Gather the lines from the material that contain "JSON".

=-=-=-=-=

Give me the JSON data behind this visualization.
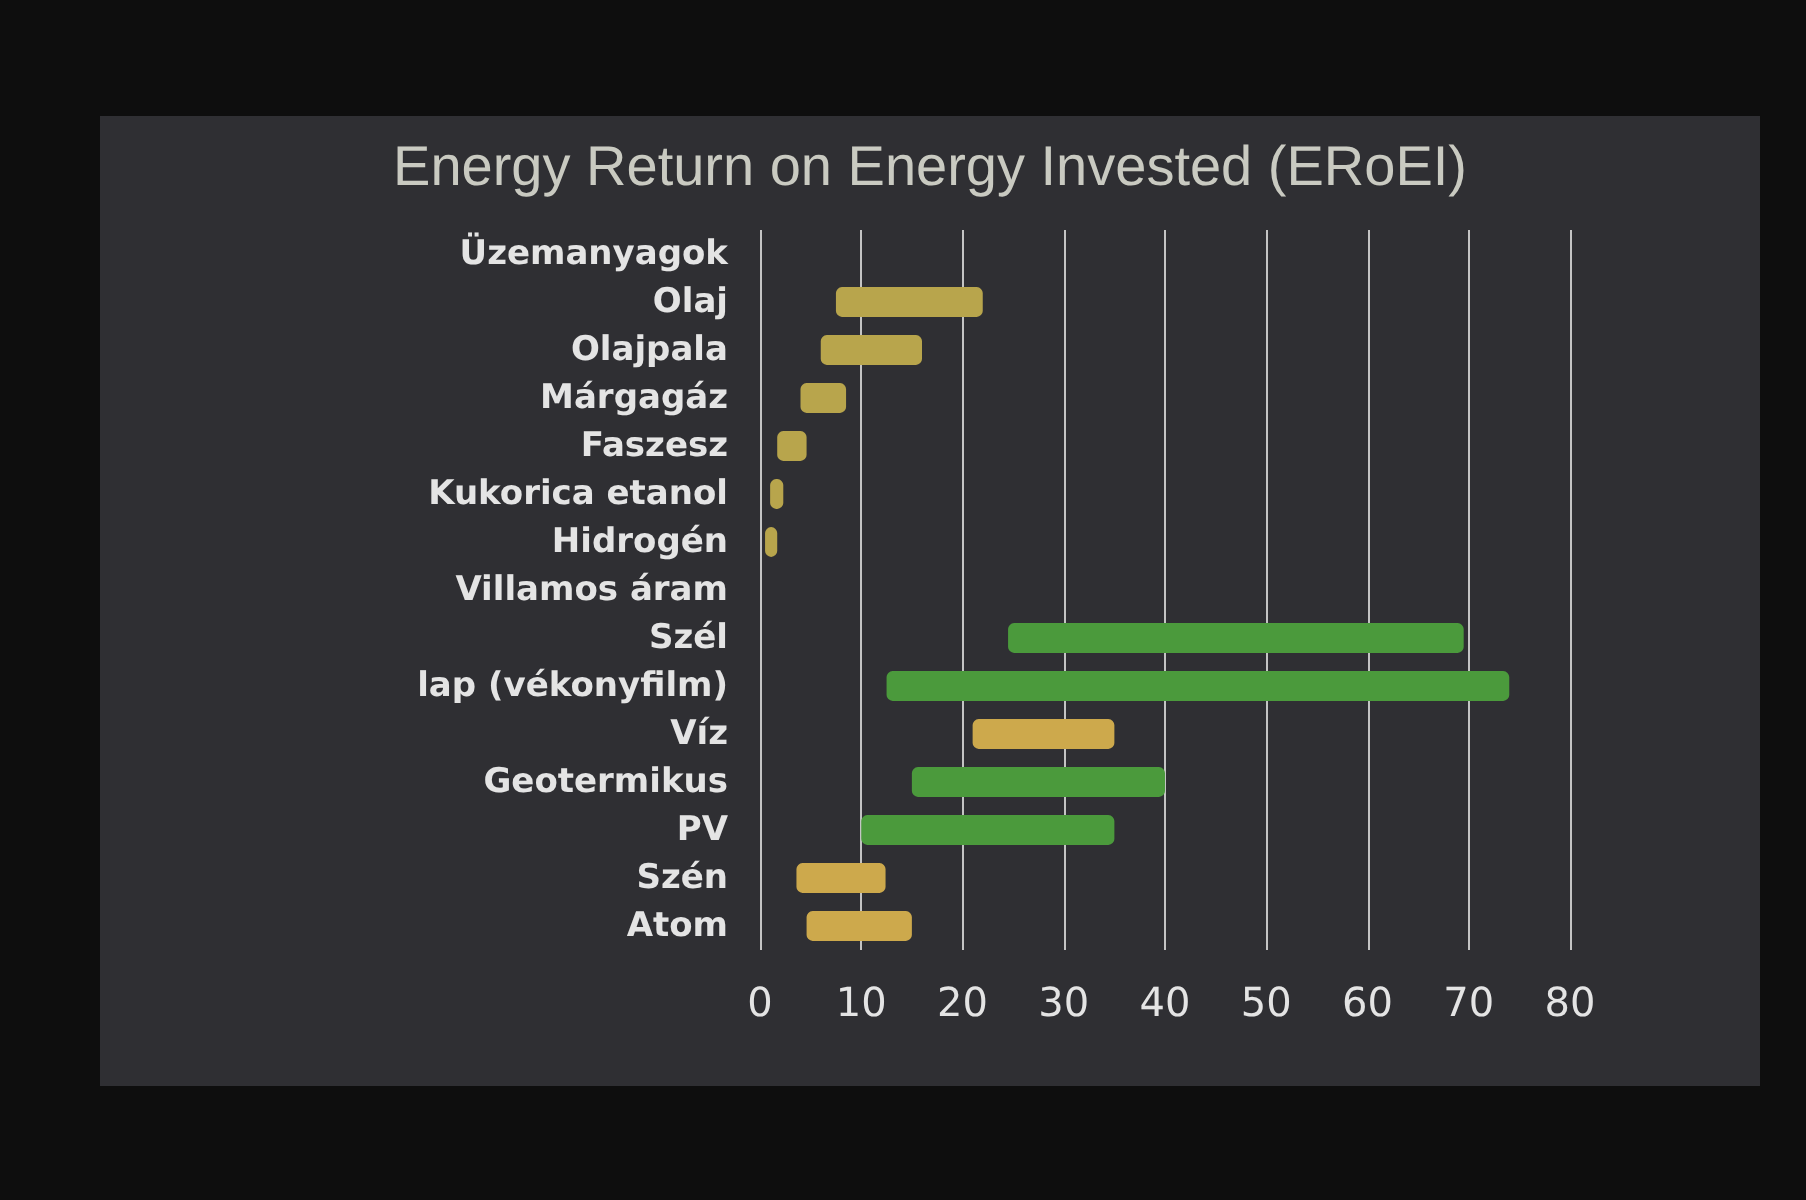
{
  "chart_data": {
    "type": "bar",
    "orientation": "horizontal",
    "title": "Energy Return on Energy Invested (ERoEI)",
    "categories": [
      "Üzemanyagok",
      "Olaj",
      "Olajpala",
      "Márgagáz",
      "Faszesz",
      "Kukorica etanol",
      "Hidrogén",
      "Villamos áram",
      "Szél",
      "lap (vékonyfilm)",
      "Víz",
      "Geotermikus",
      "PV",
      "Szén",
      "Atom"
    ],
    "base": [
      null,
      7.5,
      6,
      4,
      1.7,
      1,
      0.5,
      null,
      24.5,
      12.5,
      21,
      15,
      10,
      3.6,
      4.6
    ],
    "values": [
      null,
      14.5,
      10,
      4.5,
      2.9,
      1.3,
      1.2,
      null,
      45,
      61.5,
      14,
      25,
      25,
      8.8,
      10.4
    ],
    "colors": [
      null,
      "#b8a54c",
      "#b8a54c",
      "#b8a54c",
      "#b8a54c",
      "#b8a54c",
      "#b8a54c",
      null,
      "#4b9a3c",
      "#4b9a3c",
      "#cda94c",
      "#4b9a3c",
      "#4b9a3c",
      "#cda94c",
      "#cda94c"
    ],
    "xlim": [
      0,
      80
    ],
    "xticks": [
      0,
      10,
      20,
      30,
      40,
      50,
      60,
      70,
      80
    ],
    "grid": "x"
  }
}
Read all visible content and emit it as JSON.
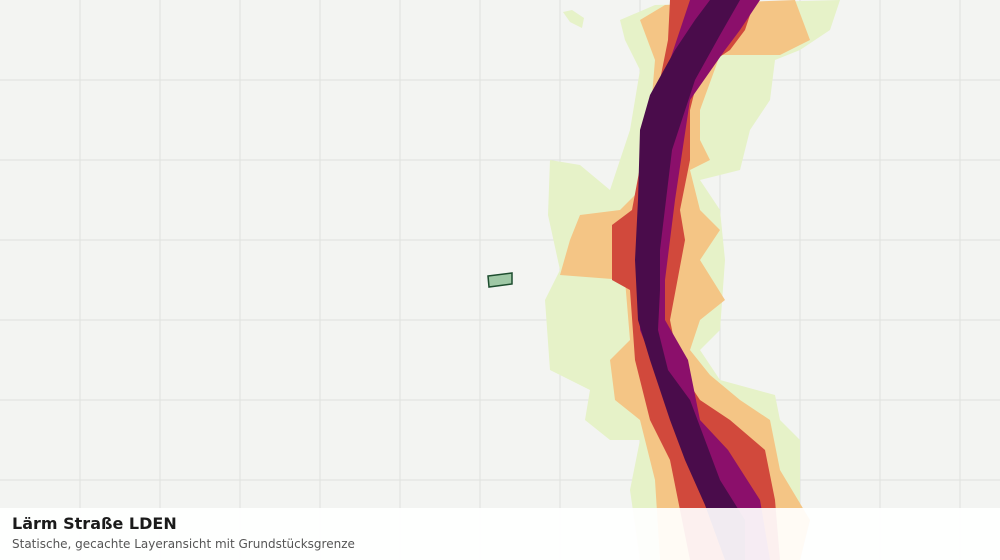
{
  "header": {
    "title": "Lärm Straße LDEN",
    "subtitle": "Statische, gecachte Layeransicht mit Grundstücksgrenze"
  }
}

=-=-=-=-=

• _Response_:
Give me the JSON data behind this visualization.
Read all visible content and emit it as JSON.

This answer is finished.